**WORK TO DO**
In your copy, leave out the pictures; write out all the data exactly.

[Dataset items]

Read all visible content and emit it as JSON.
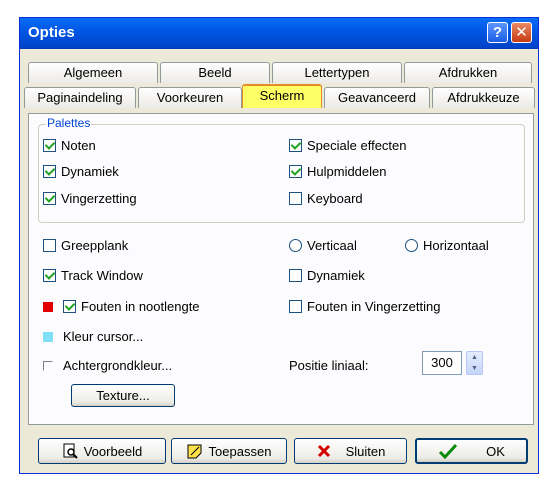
{
  "window": {
    "title": "Opties",
    "help_label": "?",
    "close_label": "✕"
  },
  "tabs_row1": [
    "Algemeen",
    "Beeld",
    "Lettertypen",
    "Afdrukken"
  ],
  "tabs_row2": [
    "Paginaindeling",
    "Voorkeuren",
    "Scherm",
    "Geavanceerd",
    "Afdrukkeuze"
  ],
  "active_tab": "Scherm",
  "palettes": {
    "label": "Palettes",
    "items": [
      {
        "label": "Noten",
        "checked": true
      },
      {
        "label": "Speciale effecten",
        "checked": true
      },
      {
        "label": "Dynamiek",
        "checked": true
      },
      {
        "label": "Hulpmiddelen",
        "checked": true
      },
      {
        "label": "Vingerzetting",
        "checked": true
      },
      {
        "label": "Keyboard",
        "checked": false
      }
    ]
  },
  "options": {
    "greepplank": {
      "label": "Greepplank",
      "checked": false
    },
    "verticaal": {
      "label": "Verticaal",
      "selected": false
    },
    "horizontaal": {
      "label": "Horizontaal",
      "selected": false
    },
    "track_window": {
      "label": "Track Window",
      "checked": true
    },
    "dynamiek": {
      "label": "Dynamiek",
      "checked": false
    },
    "fouten_nootlengte": {
      "label": "Fouten in nootlengte",
      "checked": true,
      "color": "#e00000"
    },
    "fouten_vingerzetting": {
      "label": "Fouten in Vingerzetting",
      "checked": false
    },
    "kleur_cursor": {
      "label": "Kleur cursor...",
      "color": "#7fe0f8"
    },
    "achtergrondkleur": {
      "label": "Achtergrondkleur...",
      "color": "#fcfcfe"
    },
    "positie_liniaal": {
      "label": "Positie liniaal:",
      "value": "300"
    },
    "texture_button": "Texture..."
  },
  "buttons": {
    "voorbeeld": "Voorbeeld",
    "toepassen": "Toepassen",
    "sluiten": "Sluiten",
    "ok": "OK"
  }
}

**OUTPUT BELOW**
Read all visible content and emit it as JSON.
{
  "window": {
    "title": "Opties",
    "help_label": "?",
    "close_label": "✕"
  },
  "tabs_row1": [
    "Algemeen",
    "Beeld",
    "Lettertypen",
    "Afdrukken"
  ],
  "tabs_row2": [
    "Paginaindeling",
    "Voorkeuren",
    "Scherm",
    "Geavanceerd",
    "Afdrukkeuze"
  ],
  "active_tab": "Scherm",
  "palettes": {
    "label": "Palettes",
    "items": [
      {
        "label": "Noten",
        "checked": true
      },
      {
        "label": "Speciale effecten",
        "checked": true
      },
      {
        "label": "Dynamiek",
        "checked": true
      },
      {
        "label": "Hulpmiddelen",
        "checked": true
      },
      {
        "label": "Vingerzetting",
        "checked": true
      },
      {
        "label": "Keyboard",
        "checked": false
      }
    ]
  },
  "options": {
    "greepplank": {
      "label": "Greepplank",
      "checked": false
    },
    "verticaal": {
      "label": "Verticaal",
      "selected": false
    },
    "horizontaal": {
      "label": "Horizontaal",
      "selected": false
    },
    "track_window": {
      "label": "Track Window",
      "checked": true
    },
    "dynamiek": {
      "label": "Dynamiek",
      "checked": false
    },
    "fouten_nootlengte": {
      "label": "Fouten in nootlengte",
      "checked": true,
      "color": "#e00000"
    },
    "fouten_vingerzetting": {
      "label": "Fouten in Vingerzetting",
      "checked": false
    },
    "kleur_cursor": {
      "label": "Kleur cursor...",
      "color": "#7fe0f8"
    },
    "achtergrondkleur": {
      "label": "Achtergrondkleur...",
      "color": "#fcfcfe"
    },
    "positie_liniaal": {
      "label": "Positie liniaal:",
      "value": "300"
    },
    "texture_button": "Texture..."
  },
  "buttons": {
    "voorbeeld": "Voorbeeld",
    "toepassen": "Toepassen",
    "sluiten": "Sluiten",
    "ok": "OK"
  }
}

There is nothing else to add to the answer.